§ SET EXERCISE: Reproduce the data verbatim, from its first line up to and including the line that contains "option: 4 All the Above [90,699,180,715]".

○ ○ ○ ○ ○ ○ ○

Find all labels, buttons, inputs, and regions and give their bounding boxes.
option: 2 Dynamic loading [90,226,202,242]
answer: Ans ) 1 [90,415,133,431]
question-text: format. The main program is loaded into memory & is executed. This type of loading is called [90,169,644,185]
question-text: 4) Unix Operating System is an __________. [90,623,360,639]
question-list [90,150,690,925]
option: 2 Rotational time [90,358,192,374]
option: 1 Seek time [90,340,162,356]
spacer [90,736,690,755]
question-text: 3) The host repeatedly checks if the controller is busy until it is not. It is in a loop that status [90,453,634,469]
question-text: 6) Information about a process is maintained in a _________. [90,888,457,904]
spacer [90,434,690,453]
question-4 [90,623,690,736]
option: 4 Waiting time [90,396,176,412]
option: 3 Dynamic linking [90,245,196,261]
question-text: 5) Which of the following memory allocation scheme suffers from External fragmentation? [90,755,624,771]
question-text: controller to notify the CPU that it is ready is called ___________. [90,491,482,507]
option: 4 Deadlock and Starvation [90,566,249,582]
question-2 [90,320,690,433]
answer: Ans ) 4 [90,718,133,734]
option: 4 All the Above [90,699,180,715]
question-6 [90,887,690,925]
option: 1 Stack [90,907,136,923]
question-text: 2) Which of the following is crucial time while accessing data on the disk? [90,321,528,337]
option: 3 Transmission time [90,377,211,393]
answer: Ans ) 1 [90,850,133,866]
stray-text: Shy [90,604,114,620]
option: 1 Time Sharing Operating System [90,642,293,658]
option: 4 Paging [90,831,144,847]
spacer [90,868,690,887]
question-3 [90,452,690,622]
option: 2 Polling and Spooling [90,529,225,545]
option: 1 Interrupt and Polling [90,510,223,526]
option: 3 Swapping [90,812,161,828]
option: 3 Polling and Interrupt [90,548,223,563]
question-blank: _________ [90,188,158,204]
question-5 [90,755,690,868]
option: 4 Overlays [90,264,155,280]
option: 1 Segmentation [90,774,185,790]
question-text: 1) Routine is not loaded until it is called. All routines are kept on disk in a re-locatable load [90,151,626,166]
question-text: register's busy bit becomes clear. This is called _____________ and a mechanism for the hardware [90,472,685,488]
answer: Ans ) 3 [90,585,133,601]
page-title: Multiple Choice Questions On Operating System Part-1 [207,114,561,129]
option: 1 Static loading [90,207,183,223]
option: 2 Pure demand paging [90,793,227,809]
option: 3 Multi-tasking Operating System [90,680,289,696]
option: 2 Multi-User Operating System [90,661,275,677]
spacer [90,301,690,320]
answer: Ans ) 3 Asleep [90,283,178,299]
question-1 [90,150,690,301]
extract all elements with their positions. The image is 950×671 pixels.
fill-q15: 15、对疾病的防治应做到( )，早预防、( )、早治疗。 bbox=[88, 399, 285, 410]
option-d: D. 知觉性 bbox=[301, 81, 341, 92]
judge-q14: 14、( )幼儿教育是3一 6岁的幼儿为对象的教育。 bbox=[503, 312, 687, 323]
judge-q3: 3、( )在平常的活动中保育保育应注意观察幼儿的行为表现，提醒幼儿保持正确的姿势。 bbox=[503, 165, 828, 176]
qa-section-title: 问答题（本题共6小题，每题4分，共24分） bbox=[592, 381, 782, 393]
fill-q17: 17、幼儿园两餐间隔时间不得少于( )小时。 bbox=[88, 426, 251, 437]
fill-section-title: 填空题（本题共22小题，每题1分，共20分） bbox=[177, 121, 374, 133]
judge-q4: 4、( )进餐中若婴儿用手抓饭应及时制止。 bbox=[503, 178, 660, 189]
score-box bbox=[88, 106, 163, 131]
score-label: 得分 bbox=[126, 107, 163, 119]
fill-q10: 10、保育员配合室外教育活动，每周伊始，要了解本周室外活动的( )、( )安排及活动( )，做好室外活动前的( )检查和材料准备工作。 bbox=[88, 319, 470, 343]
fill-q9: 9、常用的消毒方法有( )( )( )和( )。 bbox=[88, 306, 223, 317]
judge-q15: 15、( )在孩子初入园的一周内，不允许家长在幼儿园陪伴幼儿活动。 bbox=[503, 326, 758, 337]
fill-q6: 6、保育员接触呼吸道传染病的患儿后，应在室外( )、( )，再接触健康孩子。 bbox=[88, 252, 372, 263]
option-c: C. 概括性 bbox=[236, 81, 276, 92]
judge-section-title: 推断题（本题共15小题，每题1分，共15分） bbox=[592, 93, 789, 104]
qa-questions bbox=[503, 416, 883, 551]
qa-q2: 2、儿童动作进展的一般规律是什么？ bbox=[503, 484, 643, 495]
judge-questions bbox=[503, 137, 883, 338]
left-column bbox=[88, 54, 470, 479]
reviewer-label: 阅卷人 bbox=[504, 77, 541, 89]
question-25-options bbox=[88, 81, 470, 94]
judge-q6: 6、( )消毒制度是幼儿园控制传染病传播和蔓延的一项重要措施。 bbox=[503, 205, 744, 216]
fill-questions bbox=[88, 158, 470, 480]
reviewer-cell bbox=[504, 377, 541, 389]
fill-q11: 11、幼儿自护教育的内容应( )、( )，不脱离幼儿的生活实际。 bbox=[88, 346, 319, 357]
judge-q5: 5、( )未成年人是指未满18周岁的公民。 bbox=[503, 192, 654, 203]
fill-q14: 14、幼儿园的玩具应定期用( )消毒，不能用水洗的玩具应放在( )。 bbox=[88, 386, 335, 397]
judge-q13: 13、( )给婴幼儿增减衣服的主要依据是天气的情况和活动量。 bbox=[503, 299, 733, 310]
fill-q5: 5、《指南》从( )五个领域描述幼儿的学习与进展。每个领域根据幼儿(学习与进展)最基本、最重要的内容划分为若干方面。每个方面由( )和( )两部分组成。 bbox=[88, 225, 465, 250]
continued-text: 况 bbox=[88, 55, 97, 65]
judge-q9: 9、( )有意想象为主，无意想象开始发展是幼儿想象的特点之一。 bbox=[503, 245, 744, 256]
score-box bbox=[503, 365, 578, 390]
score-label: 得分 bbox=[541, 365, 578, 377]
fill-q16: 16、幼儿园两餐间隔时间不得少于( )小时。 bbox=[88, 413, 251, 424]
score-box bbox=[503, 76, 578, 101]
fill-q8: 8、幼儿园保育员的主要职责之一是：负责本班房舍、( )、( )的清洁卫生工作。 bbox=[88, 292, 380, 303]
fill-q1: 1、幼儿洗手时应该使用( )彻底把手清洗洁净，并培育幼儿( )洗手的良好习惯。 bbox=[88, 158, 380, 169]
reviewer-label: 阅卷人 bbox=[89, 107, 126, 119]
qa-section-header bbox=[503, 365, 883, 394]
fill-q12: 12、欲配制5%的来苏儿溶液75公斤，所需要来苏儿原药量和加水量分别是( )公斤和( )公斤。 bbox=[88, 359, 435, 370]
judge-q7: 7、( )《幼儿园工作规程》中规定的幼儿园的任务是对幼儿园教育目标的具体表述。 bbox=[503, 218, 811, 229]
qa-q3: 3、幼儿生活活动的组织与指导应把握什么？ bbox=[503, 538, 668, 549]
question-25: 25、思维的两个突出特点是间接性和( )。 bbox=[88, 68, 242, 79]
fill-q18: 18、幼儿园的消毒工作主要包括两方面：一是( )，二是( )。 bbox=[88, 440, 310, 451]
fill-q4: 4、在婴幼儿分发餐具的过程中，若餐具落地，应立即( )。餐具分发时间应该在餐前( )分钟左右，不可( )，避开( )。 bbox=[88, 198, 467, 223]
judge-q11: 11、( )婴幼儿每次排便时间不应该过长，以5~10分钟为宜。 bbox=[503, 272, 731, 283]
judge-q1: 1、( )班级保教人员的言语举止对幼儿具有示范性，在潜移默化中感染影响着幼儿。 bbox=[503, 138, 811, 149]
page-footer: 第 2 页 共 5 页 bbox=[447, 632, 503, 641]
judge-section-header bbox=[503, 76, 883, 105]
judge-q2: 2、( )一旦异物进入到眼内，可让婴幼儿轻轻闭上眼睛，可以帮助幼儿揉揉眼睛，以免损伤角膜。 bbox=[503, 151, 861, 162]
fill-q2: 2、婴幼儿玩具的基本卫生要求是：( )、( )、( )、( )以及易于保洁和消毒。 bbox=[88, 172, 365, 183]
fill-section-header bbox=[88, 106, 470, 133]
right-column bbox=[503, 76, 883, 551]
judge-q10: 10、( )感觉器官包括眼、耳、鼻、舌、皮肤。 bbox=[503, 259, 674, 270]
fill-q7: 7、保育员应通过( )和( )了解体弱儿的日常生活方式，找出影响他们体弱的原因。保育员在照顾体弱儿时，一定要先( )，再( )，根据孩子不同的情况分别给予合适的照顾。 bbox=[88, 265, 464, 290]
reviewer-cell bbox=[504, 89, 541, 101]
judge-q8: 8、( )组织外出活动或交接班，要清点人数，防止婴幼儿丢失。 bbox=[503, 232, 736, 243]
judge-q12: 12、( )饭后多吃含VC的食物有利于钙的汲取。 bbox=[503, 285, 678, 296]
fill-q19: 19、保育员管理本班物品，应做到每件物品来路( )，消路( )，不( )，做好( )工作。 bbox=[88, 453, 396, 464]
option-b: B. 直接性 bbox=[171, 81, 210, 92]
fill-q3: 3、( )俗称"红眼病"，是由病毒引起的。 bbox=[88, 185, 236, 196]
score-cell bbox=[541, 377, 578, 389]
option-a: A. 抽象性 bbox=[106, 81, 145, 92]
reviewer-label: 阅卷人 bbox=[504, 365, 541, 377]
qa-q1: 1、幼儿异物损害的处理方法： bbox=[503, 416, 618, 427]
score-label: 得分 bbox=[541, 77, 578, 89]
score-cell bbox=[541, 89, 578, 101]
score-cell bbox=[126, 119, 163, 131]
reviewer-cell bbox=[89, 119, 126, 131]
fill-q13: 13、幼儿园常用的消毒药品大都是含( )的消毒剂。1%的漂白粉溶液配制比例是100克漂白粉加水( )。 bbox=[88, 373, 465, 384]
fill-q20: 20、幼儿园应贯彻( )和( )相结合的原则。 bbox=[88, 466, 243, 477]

○ ○ ○ ○ ○ ○ ○

§ RESULT OF THE EXERCISE:
Find all labels, buttons, inputs, and regions and give their bounding boxes.
option: 2 Dynamic loading [90,226,202,242]
answer: Ans ) 1 [90,415,133,431]
question-text: format. The main program is loaded into memory & is executed. This type of loading is called [90,169,644,185]
question-text: 4) Unix Operating System is an __________. [90,623,360,639]
question-list [90,150,690,925]
option: 2 Rotational time [90,358,192,374]
option: 1 Seek time [90,340,162,356]
spacer [90,736,690,755]
question-text: 3) The host repeatedly checks if the controller is busy until it is not. It is in a loop that status [90,453,634,469]
question-text: 6) Information about a process is maintained in a _________. [90,888,457,904]
spacer [90,434,690,453]
question-4 [90,623,690,736]
option: 4 Waiting time [90,396,176,412]
option: 3 Dynamic linking [90,245,196,261]
question-text: 5) Which of the following memory allocation scheme suffers from External fragmentation? [90,755,624,771]
question-text: controller to notify the CPU that it is ready is called ___________. [90,491,482,507]
option: 4 Deadlock and Starvation [90,566,249,582]
question-2 [90,320,690,433]
answer: Ans ) 4 [90,718,133,734]
option: 4 All the Above [90,699,180,715]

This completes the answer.